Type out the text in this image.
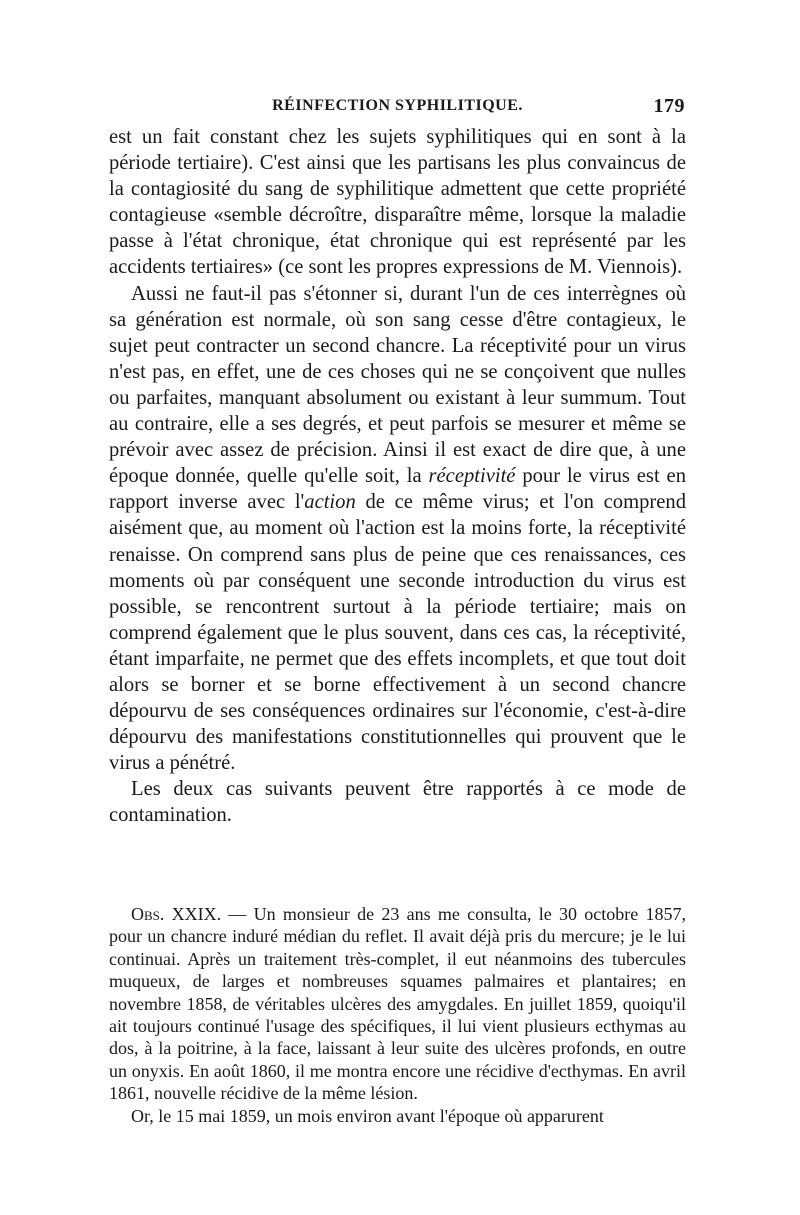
RÉINFECTION SYPHILITIQUE.	179

est un fait constant chez les sujets syphilitiques qui en sont à la période tertiaire). C'est ainsi que les partisans les plus convaincus de la contagiosité du sang de syphilitique admettent que cette propriété contagieuse «semble décroître, disparaître même, lorsque la maladie passe à l'état chronique, état chronique qui est représenté par les accidents tertiaires» (ce sont les propres expressions de M. Viennois).

Aussi ne faut-il pas s'étonner si, durant l'un de ces interrègnes où sa génération est normale, où son sang cesse d'être contagieux, le sujet peut contracter un second chancre. La réceptivité pour un virus n'est pas, en effet, une de ces choses qui ne se conçoivent que nulles ou parfaites, manquant absolument ou existant à leur summum. Tout au contraire, elle a ses degrés, et peut parfois se mesurer et même se prévoir avec assez de précision. Ainsi il est exact de dire que, à une époque donnée, quelle qu'elle soit, la réceptivité pour le virus est en rapport inverse avec l'action de ce même virus; et l'on comprend aisément que, au moment où l'action est la moins forte, la réceptivité renaisse. On comprend sans plus de peine que ces renaissances, ces moments où par conséquent une seconde introduction du virus est possible, se rencontrent surtout à la période tertiaire; mais on comprend également que le plus souvent, dans ces cas, la réceptivité, étant imparfaite, ne permet que des effets incomplets, et que tout doit alors se borner et se borne effectivement à un second chancre dépourvu de ses conséquences ordinaires sur l'économie, c'est-à-dire dépourvu des manifestations constitutionnelles qui prouvent que le virus a pénétré.

Les deux cas suivants peuvent être rapportés à ce mode de contamination.

Obs. XXIX. — Un monsieur de 23 ans me consulta, le 30 octobre 1857, pour un chancre induré médian du reflet. Il avait déjà pris du mercure; je le lui continuai. Après un traitement très-complet, il eut néanmoins des tubercules muqueux, de larges et nombreuses squames palmaires et plantaires; en novembre 1858, de véritables ulcères des amygdales. En juillet 1859, quoiqu'il ait toujours continué l'usage des spécifiques, il lui vient plusieurs ecthymas au dos, à la poitrine, à la face, laissant à leur suite des ulcères profonds, en outre un onyxis. En août 1860, il me montra encore une récidive d'ecthymas. En avril 1861, nouvelle récidive de la même lésion.

Or, le 15 mai 1859, un mois environ avant l'époque où apparurent
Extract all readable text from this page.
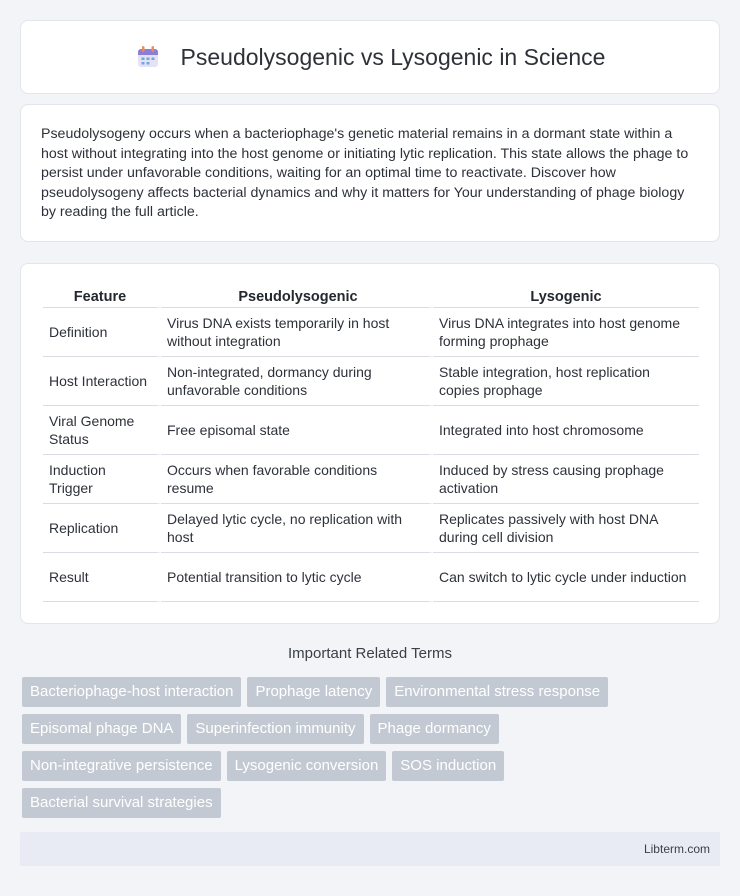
Pseudolysogenic vs Lysogenic in Science

Pseudolysogeny occurs when a bacteriophage's genetic material remains in a dormant state within a host without integrating into the host genome or initiating lytic replication. This state allows the phage to persist under unfavorable conditions, waiting for an optimal time to reactivate. Discover how pseudolysogeny affects bacterial dynamics and why it matters for Your understanding of phage biology by reading the full article.

Feature	Pseudolysogenic	Lysogenic
Definition	Virus DNA exists temporarily in host without integration	Virus DNA integrates into host genome forming prophage
Host Interaction	Non-integrated, dormancy during unfavorable conditions	Stable integration, host replication copies prophage
Viral Genome Status	Free episomal state	Integrated into host chromosome
Induction Trigger	Occurs when favorable conditions resume	Induced by stress causing prophage activation
Replication	Delayed lytic cycle, no replication with host	Replicates passively with host DNA during cell division
Result	Potential transition to lytic cycle	Can switch to lytic cycle under induction
Important Related Terms
Bacteriophage-host interaction	Prophage latency	Environmental stress response
Episomal phage DNA	Superinfection immunity	Phage dormancy
Non-integrative persistence	Lysogenic conversion	SOS induction
Bacterial survival strategies
Libterm.com
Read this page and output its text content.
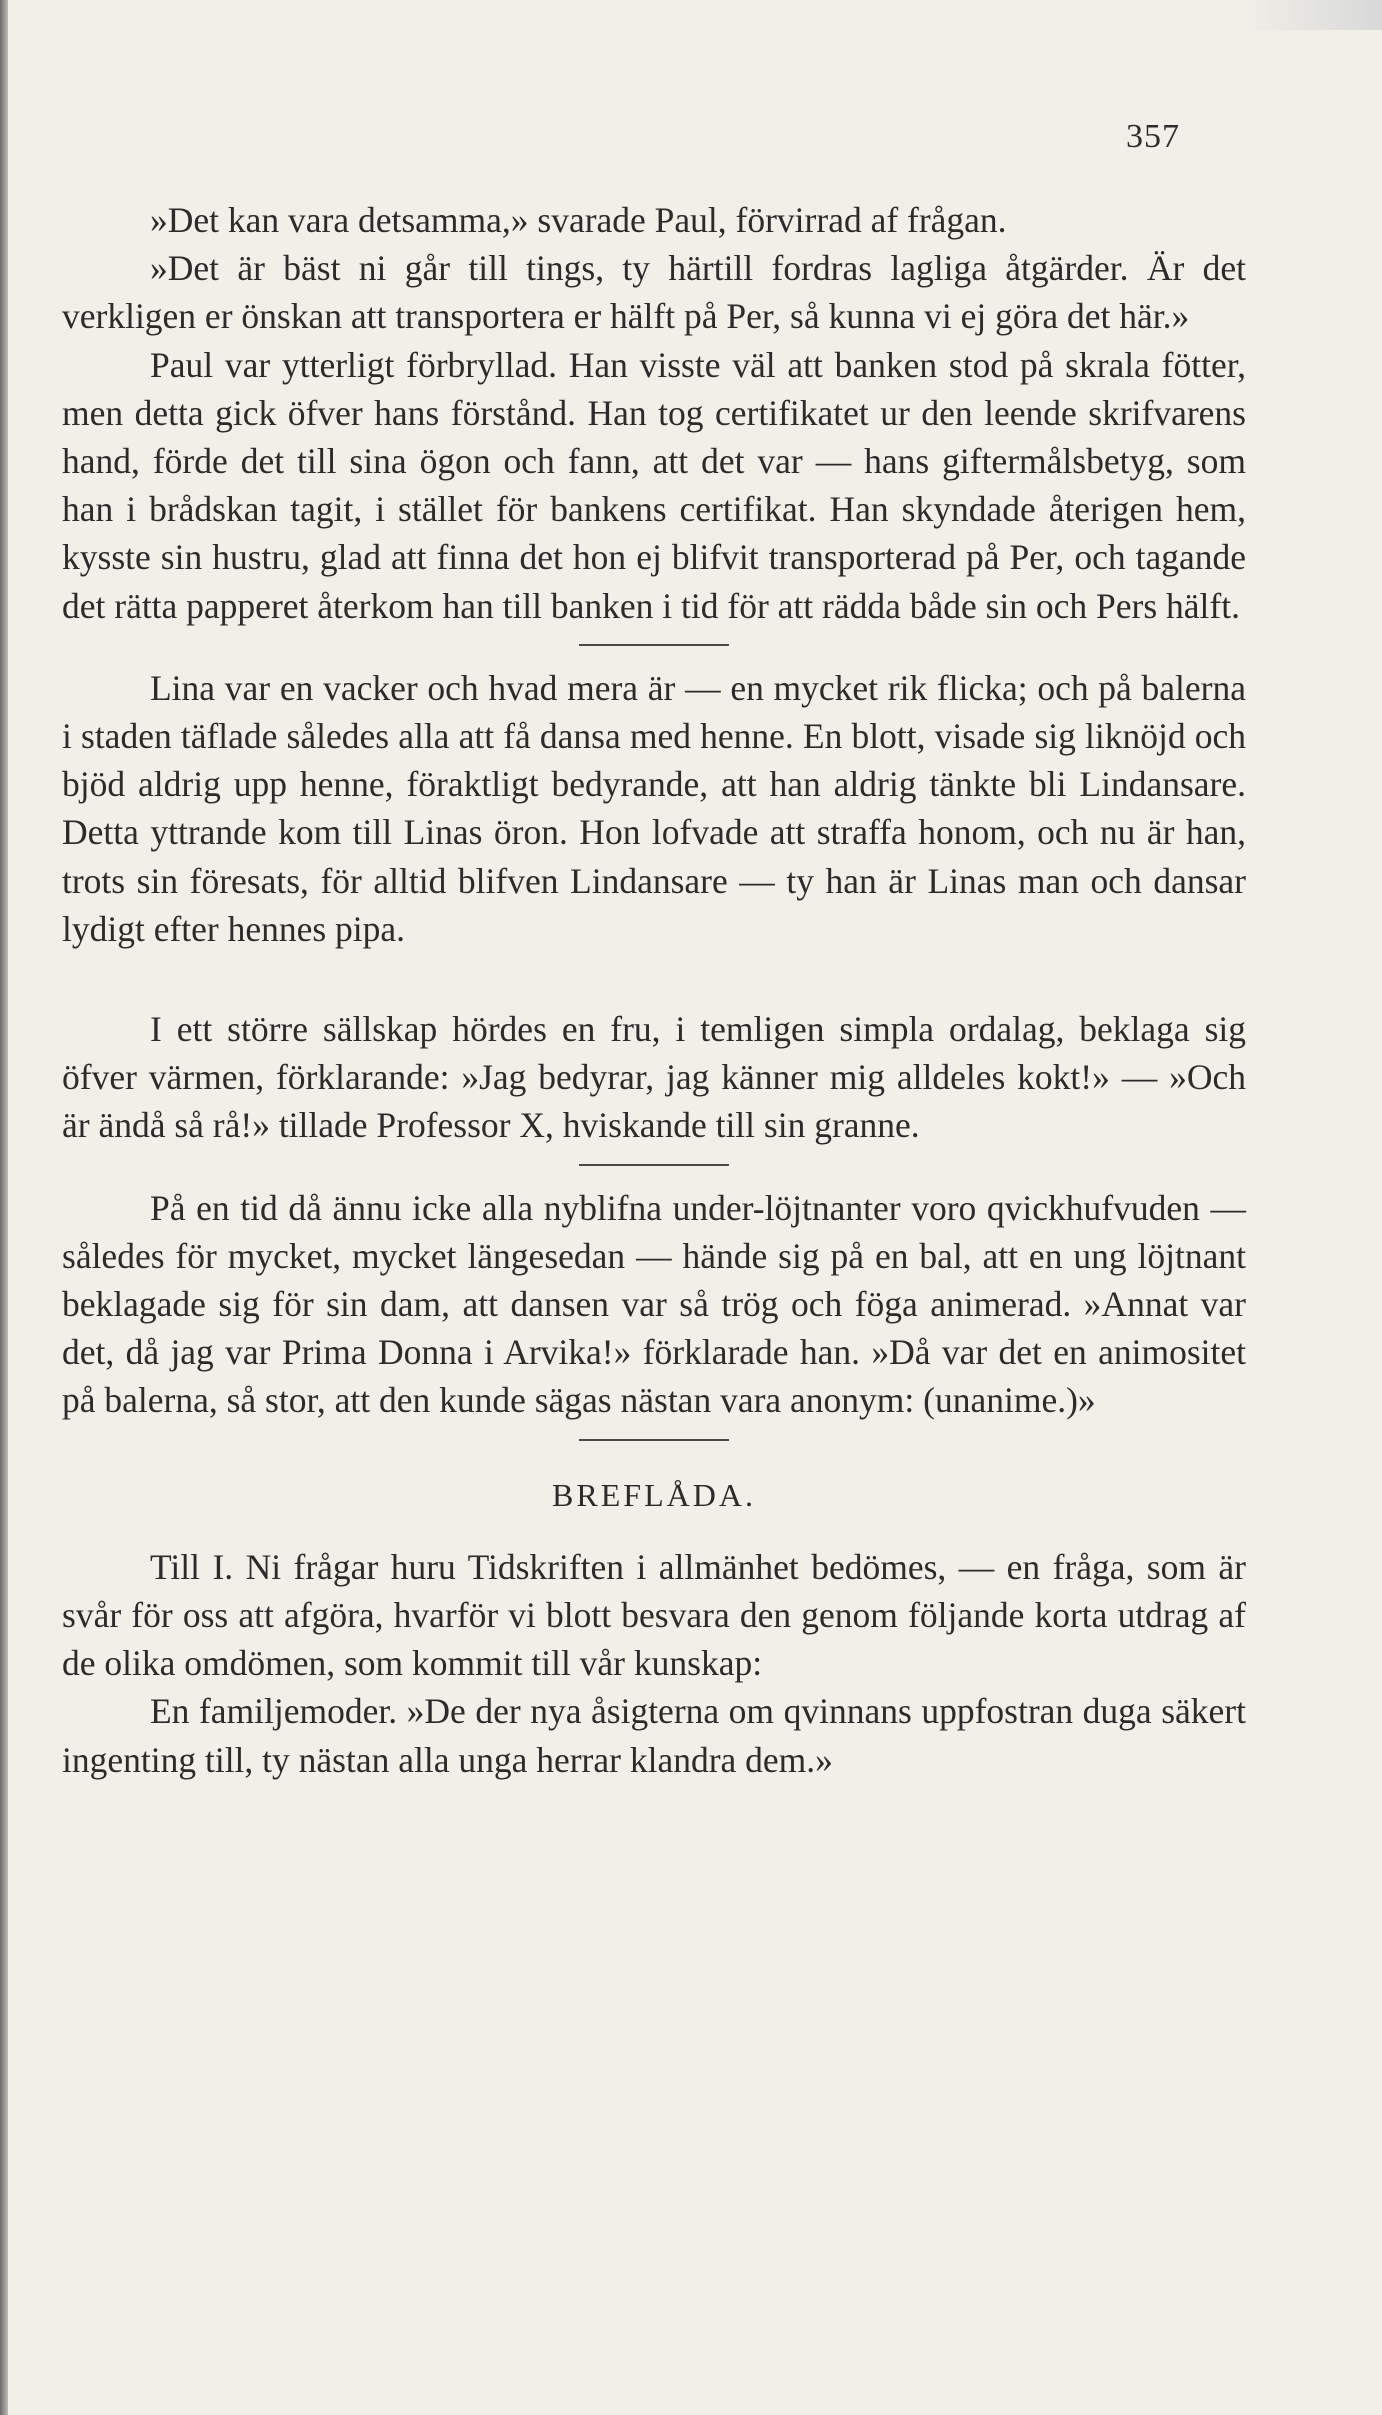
357

»Det kan vara detsamma,» svarade Paul, förvirrad af frågan.

»Det är bäst ni går till tings, ty härtill fordras lagliga åtgärder. Är det verkligen er önskan att transportera er hälft på Per, så kunna vi ej göra det här.»

Paul var ytterligt förbryllad. Han visste väl att banken stod på skrala fötter, men detta gick öfver hans förstånd. Han tog certifikatet ur den leende skrifvarens hand, förde det till sina ögon och fann, att det var — hans giftermålsbetyg, som han i brådskan tagit, i stället för bankens certifikat. Han skyndade återigen hem, kysste sin hustru, glad att finna det hon ej blifvit transporterad på Per, och tagande det rätta papperet återkom han till banken i tid för att rädda både sin och Pers hälft.

Lina var en vacker och hvad mera är — en mycket rik flicka; och på balerna i staden täflade således alla att få dansa med henne. En blott, visade sig liknöjd och bjöd aldrig upp henne, föraktligt bedyrande, att han aldrig tänkte bli Lindansare. Detta yttrande kom till Linas öron. Hon lofvade att straffa honom, och nu är han, trots sin föresats, för alltid blifven Lindansare — ty han är Linas man och dansar lydigt efter hennes pipa.

I ett större sällskap hördes en fru, i temligen simpla ordalag, beklaga sig öfver värmen, förklarande: »Jag bedyrar, jag känner mig alldeles kokt!» — »Och är ändå så rå!» tillade Professor X, hviskande till sin granne.

På en tid då ännu icke alla nyblifna under-löjtnanter voro qvickhufvuden — således för mycket, mycket längesedan — hände sig på en bal, att en ung löjtnant beklagade sig för sin dam, att dansen var så trög och föga animerad. »Annat var det, då jag var Prima Donna i Arvika!» förklarade han. »Då var det en animositet på balerna, så stor, att den kunde sägas nästan vara anonym: (unanime.)»

BREFLÅDA.

Till I. Ni frågar huru Tidskriften i allmänhet bedömes, — en fråga, som är svår för oss att afgöra, hvarför vi blott besvara den genom följande korta utdrag af de olika omdömen, som kommit till vår kunskap:

En familjemoder. »De der nya åsigterna om qvinnans uppfostran duga säkert ingenting till, ty nästan alla unga herrar klandra dem.»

◆ ◆ ◆

- _YOUR TASK_: Skipping the pictures, transcribe each line above exactly as it appears.

- _EXERCISE ANSWER_:
Type out the text in this image.
RÉINFECTION SYPHILITIQUE.	179

est un fait constant chez les sujets syphilitiques qui en sont à la période tertiaire). C'est ainsi que les partisans les plus convaincus de la contagiosité du sang de syphilitique admettent que cette propriété contagieuse «semble décroître, disparaître même, lorsque la maladie passe à l'état chronique, état chronique qui est représenté par les accidents tertiaires» (ce sont les propres expressions de M. Viennois).

Aussi ne faut-il pas s'étonner si, durant l'un de ces interrègnes où sa génération est normale, où son sang cesse d'être contagieux, le sujet peut contracter un second chancre. La réceptivité pour un virus n'est pas, en effet, une de ces choses qui ne se conçoivent que nulles ou parfaites, manquant absolument ou existant à leur summum. Tout au contraire, elle a ses degrés, et peut parfois se mesurer et même se prévoir avec assez de précision. Ainsi il est exact de dire que, à une époque donnée, quelle qu'elle soit, la réceptivité pour le virus est en rapport inverse avec l'action de ce même virus; et l'on comprend aisément que, au moment où l'action est la moins forte, la réceptivité renaisse. On comprend sans plus de peine que ces renaissances, ces moments où par conséquent une seconde introduction du virus est possible, se rencontrent surtout à la période tertiaire; mais on comprend également que le plus souvent, dans ces cas, la réceptivité, étant imparfaite, ne permet que des effets incomplets, et que tout doit alors se borner et se borne effectivement à un second chancre dépourvu de ses conséquences ordinaires sur l'économie, c'est-à-dire dépourvu des manifestations constitutionnelles qui prouvent que le virus a pénétré.

Les deux cas suivants peuvent être rapportés à ce mode de contamination.

Obs. XXIX. — Un monsieur de 23 ans me consulta, le 30 octobre 1857, pour un chancre induré médian du reflet. Il avait déjà pris du mercure; je le lui continuai. Après un traitement très-complet, il eut néanmoins des tubercules muqueux, de larges et nombreuses squames palmaires et plantaires; en novembre 1858, de véritables ulcères des amygdales. En juillet 1859, quoiqu'il ait toujours continué l'usage des spécifiques, il lui vient plusieurs ecthymas au dos, à la poitrine, à la face, laissant à leur suite des ulcères profonds, en outre un onyxis. En août 1860, il me montra encore une récidive d'ecthymas. En avril 1861, nouvelle récidive de la même lésion.

Or, le 15 mai 1859, un mois environ avant l'époque où apparurent
Extract all readable text from this page.
Pseudolysogenic vs Lysogenic in Science

Pseudolysogeny occurs when a bacteriophage's genetic material remains in a dormant state within a host without integrating into the host genome or initiating lytic replication. This state allows the phage to persist under unfavorable conditions, waiting for an optimal time to reactivate. Discover how pseudolysogeny affects bacterial dynamics and why it matters for Your understanding of phage biology by reading the full article.

Feature	Pseudolysogenic	Lysogenic
Definition	Virus DNA exists temporarily in host without integration	Virus DNA integrates into host genome forming prophage
Host Interaction	Non-integrated, dormancy during unfavorable conditions	Stable integration, host replication copies prophage
Viral Genome Status	Free episomal state	Integrated into host chromosome
Induction Trigger	Occurs when favorable conditions resume	Induced by stress causing prophage activation
Replication	Delayed lytic cycle, no replication with host	Replicates passively with host DNA during cell division
Result	Potential transition to lytic cycle	Can switch to lytic cycle under induction
Important Related Terms
Bacteriophage-host interaction	Prophage latency	Environmental stress response
Episomal phage DNA	Superinfection immunity	Phage dormancy
Non-integrative persistence	Lysogenic conversion	SOS induction
Bacterial survival strategies
Libterm.com
Read this page and output its text content.
357

»Det kan vara detsamma,» svarade Paul, förvirrad af frågan.

»Det är bäst ni går till tings, ty härtill fordras lagliga åtgärder. Är det verkligen er önskan att transportera er hälft på Per, så kunna vi ej göra det här.»

Paul var ytterligt förbryllad. Han visste väl att banken stod på skrala fötter, men detta gick öfver hans förstånd. Han tog certifikatet ur den leende skrifvarens hand, förde det till sina ögon och fann, att det var — hans giftermålsbetyg, som han i brådskan tagit, i stället för bankens certifikat. Han skyndade återigen hem, kysste sin hustru, glad att finna det hon ej blifvit transporterad på Per, och tagande det rätta papperet återkom han till banken i tid för att rädda både sin och Pers hälft.

Lina var en vacker och hvad mera är — en mycket rik flicka; och på balerna i staden täflade således alla att få dansa med henne. En blott, visade sig liknöjd och bjöd aldrig upp henne, föraktligt bedyrande, att han aldrig tänkte bli Lindansare. Detta yttrande kom till Linas öron. Hon lofvade att straffa honom, och nu är han, trots sin föresats, för alltid blifven Lindansare — ty han är Linas man och dansar lydigt efter hennes pipa.

I ett större sällskap hördes en fru, i temligen simpla ordalag, beklaga sig öfver värmen, förklarande: »Jag bedyrar, jag känner mig alldeles kokt!» — »Och är ändå så rå!» tillade Professor X, hviskande till sin granne.

På en tid då ännu icke alla nyblifna under-löjtnanter voro qvickhufvuden — således för mycket, mycket längesedan — hände sig på en bal, att en ung löjtnant beklagade sig för sin dam, att dansen var så trög och föga animerad. »Annat var det, då jag var Prima Donna i Arvika!» förklarade han. »Då var det en animositet på balerna, så stor, att den kunde sägas nästan vara anonym: (unanime.)»

BREFLÅDA.

Till I. Ni frågar huru Tidskriften i allmänhet bedömes, — en fråga, som är svår för oss att afgöra, hvarför vi blott besvara den genom följande korta utdrag af de olika omdömen, som kommit till vår kunskap:

En familjemoder. »De der nya åsigterna om qvinnans uppfostran duga säkert ingenting till, ty nästan alla unga herrar klandra dem.»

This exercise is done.